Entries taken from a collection
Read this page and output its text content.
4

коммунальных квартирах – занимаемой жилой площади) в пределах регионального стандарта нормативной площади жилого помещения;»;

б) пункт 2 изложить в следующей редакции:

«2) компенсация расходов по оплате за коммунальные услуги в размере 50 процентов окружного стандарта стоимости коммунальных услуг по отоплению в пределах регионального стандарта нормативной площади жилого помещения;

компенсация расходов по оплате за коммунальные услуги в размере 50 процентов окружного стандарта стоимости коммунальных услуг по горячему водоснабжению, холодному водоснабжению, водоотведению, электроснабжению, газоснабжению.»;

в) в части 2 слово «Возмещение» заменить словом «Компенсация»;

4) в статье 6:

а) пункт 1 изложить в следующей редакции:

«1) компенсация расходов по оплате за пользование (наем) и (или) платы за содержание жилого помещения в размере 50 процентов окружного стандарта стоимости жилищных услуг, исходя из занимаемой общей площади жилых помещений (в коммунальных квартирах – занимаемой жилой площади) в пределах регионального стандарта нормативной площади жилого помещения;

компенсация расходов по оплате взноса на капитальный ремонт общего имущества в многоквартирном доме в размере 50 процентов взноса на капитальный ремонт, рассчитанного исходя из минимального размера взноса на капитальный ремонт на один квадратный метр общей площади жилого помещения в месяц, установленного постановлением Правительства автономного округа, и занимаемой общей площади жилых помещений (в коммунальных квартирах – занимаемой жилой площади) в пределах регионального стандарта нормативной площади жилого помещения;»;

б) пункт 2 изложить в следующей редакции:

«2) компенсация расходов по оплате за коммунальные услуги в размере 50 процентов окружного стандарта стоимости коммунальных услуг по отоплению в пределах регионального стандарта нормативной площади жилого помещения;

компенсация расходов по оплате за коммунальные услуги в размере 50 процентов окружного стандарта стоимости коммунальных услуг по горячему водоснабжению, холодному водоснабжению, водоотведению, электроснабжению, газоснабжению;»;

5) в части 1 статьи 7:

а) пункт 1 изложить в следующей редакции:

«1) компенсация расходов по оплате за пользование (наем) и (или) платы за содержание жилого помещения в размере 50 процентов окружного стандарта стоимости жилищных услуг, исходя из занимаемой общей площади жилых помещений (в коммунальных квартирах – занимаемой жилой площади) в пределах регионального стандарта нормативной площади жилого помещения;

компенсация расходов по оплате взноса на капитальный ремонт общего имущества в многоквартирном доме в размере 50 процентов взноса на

* [EXERCISE DESCRIPTION]
Reproduce the listing above verbatim, from first line to last.

* [REPLY]
Read this page and output its text content.
4

коммунальных квартирах – занимаемой жилой площади) в пределах регионального стандарта нормативной площади жилого помещения;»;

б) пункт 2 изложить в следующей редакции:

«2) компенсация расходов по оплате за коммунальные услуги в размере 50 процентов окружного стандарта стоимости коммунальных услуг по отоплению в пределах регионального стандарта нормативной площади жилого помещения;

компенсация расходов по оплате за коммунальные услуги в размере 50 процентов окружного стандарта стоимости коммунальных услуг по горячему водоснабжению, холодному водоснабжению, водоотведению, электроснабжению, газоснабжению.»;

в) в части 2 слово «Возмещение» заменить словом «Компенсация»;

4) в статье 6:

а) пункт 1 изложить в следующей редакции:

«1) компенсация расходов по оплате за пользование (наем) и (или) платы за содержание жилого помещения в размере 50 процентов окружного стандарта стоимости жилищных услуг, исходя из занимаемой общей площади жилых помещений (в коммунальных квартирах – занимаемой жилой площади) в пределах регионального стандарта нормативной площади жилого помещения;

компенсация расходов по оплате взноса на капитальный ремонт общего имущества в многоквартирном доме в размере 50 процентов взноса на капитальный ремонт, рассчитанного исходя из минимального размера взноса на капитальный ремонт на один квадратный метр общей площади жилого помещения в месяц, установленного постановлением Правительства автономного округа, и занимаемой общей площади жилых помещений (в коммунальных квартирах – занимаемой жилой площади) в пределах регионального стандарта нормативной площади жилого помещения;»;

б) пункт 2 изложить в следующей редакции:

«2) компенсация расходов по оплате за коммунальные услуги в размере 50 процентов окружного стандарта стоимости коммунальных услуг по отоплению в пределах регионального стандарта нормативной площади жилого помещения;

компенсация расходов по оплате за коммунальные услуги в размере 50 процентов окружного стандарта стоимости коммунальных услуг по горячему водоснабжению, холодному водоснабжению, водоотведению, электроснабжению, газоснабжению;»;

5) в части 1 статьи 7:

а) пункт 1 изложить в следующей редакции:

«1) компенсация расходов по оплате за пользование (наем) и (или) платы за содержание жилого помещения в размере 50 процентов окружного стандарта стоимости жилищных услуг, исходя из занимаемой общей площади жилых помещений (в коммунальных квартирах – занимаемой жилой площади) в пределах регионального стандарта нормативной площади жилого помещения;

компенсация расходов по оплате взноса на капитальный ремонт общего имущества в многоквартирном доме в размере 50 процентов взноса на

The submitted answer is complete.